> [Task instructions] List each line of the data that holds the string "AVENUE".

## Begin Extracted data

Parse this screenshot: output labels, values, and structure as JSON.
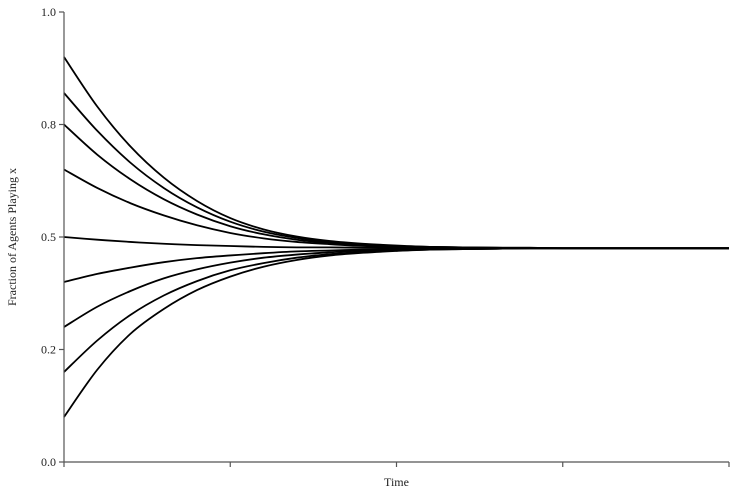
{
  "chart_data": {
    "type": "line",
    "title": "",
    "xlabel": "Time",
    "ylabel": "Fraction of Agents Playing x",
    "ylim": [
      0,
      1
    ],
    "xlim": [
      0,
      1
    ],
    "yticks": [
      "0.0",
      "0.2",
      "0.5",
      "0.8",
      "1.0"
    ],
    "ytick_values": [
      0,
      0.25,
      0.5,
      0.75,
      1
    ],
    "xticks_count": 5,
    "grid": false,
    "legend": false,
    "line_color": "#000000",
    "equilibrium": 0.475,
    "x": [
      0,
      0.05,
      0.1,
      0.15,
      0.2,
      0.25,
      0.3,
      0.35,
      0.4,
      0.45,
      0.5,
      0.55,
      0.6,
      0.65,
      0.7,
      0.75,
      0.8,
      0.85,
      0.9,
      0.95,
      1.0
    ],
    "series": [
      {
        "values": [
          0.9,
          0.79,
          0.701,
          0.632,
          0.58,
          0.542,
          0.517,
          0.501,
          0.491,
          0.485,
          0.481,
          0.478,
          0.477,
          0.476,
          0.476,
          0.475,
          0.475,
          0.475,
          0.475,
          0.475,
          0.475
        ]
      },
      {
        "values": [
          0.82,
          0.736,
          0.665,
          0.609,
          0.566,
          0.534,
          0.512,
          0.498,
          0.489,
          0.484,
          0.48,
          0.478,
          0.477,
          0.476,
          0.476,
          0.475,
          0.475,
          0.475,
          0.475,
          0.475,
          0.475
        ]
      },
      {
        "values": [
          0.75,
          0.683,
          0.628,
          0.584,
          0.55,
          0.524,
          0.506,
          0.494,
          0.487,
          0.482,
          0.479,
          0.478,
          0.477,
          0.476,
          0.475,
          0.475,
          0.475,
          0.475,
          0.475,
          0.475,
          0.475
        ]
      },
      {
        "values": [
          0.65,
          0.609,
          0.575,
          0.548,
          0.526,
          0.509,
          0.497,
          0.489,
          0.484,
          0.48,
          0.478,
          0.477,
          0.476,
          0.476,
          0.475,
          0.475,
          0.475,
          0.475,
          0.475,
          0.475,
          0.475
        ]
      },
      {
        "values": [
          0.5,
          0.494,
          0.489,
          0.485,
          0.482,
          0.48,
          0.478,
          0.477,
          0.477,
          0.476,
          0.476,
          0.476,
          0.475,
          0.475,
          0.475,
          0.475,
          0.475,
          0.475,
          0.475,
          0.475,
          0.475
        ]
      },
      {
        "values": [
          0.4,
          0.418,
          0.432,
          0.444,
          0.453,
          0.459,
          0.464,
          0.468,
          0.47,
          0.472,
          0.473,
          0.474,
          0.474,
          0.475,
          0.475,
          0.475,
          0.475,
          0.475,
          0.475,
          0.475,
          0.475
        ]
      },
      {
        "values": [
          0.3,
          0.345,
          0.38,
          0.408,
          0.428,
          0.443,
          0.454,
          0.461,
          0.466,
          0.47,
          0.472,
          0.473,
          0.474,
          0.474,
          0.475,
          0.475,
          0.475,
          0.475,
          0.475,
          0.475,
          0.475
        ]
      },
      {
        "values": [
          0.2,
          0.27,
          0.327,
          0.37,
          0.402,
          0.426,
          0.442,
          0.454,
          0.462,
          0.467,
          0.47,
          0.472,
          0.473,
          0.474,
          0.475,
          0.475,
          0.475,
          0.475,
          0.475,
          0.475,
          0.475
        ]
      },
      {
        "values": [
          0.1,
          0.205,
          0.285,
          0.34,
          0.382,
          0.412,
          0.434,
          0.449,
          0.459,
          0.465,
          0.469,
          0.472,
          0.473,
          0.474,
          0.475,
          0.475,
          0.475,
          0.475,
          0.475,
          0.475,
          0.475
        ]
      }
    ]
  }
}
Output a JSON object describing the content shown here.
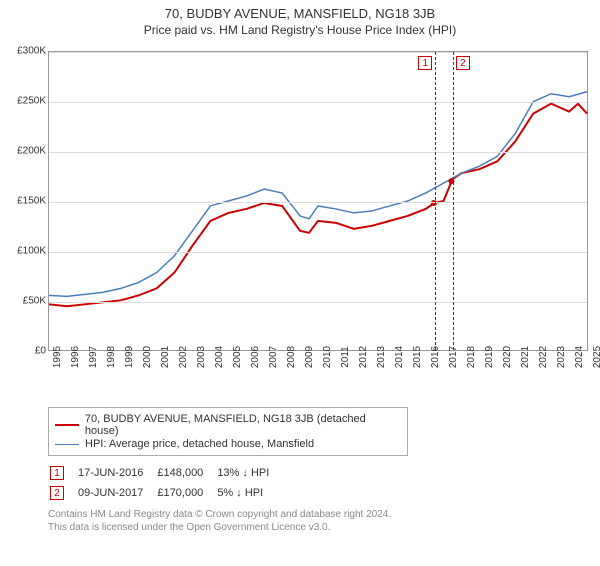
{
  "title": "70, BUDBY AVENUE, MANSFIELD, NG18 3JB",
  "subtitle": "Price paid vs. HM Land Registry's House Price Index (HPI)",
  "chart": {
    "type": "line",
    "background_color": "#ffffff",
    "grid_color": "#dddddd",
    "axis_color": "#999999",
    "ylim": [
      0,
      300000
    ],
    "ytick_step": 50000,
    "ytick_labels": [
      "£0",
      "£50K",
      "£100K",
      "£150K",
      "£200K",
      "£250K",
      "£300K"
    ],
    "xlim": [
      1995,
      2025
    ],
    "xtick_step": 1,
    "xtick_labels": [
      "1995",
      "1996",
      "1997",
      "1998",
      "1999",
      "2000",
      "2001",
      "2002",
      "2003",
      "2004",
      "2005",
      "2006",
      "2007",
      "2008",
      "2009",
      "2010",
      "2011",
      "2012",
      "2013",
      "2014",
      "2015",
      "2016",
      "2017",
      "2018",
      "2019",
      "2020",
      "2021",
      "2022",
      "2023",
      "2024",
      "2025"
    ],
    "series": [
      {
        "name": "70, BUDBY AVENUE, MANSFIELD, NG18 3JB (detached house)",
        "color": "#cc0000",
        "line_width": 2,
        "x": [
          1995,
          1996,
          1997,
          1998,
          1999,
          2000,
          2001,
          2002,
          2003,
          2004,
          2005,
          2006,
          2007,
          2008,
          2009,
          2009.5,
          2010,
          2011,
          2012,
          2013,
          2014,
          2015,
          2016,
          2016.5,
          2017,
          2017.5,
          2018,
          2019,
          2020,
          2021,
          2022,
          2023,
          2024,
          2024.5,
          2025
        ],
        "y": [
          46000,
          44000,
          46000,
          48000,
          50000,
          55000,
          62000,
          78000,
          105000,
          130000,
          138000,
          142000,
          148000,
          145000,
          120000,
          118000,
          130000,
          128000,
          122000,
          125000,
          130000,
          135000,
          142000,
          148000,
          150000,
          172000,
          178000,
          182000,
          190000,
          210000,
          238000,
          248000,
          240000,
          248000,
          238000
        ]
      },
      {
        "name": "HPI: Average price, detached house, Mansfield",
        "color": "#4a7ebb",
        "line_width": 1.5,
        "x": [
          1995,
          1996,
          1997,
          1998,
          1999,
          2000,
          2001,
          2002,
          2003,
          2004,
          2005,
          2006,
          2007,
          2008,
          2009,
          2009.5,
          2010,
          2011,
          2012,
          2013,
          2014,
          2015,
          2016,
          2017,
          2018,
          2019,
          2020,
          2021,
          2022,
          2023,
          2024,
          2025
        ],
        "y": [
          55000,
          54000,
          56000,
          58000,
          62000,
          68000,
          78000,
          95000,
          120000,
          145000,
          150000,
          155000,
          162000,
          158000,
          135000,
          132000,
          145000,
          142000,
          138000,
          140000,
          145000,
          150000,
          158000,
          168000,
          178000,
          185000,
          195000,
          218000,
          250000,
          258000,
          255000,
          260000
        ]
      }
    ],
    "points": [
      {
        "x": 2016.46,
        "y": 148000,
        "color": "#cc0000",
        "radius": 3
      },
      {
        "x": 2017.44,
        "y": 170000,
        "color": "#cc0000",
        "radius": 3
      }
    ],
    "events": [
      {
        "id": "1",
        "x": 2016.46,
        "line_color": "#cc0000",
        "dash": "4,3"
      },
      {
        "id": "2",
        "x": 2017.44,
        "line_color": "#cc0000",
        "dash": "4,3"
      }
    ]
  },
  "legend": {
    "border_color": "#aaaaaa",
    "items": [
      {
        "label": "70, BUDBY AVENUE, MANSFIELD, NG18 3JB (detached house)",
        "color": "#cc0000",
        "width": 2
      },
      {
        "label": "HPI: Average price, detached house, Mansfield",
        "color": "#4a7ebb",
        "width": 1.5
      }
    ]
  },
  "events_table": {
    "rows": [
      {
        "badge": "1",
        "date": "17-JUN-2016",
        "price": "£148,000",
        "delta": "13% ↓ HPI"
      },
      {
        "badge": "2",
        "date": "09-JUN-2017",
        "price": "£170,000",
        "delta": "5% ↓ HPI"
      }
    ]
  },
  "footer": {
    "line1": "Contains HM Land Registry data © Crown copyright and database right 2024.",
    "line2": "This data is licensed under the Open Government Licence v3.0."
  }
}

## End Extracted data

> [Written response]
  "title": "70, BUDBY AVENUE, MANSFIELD, NG18 3JB",
        "name": "70, BUDBY AVENUE, MANSFIELD, NG18 3JB (detached house)",
        "label": "70, BUDBY AVENUE, MANSFIELD, NG18 3JB (detached house)",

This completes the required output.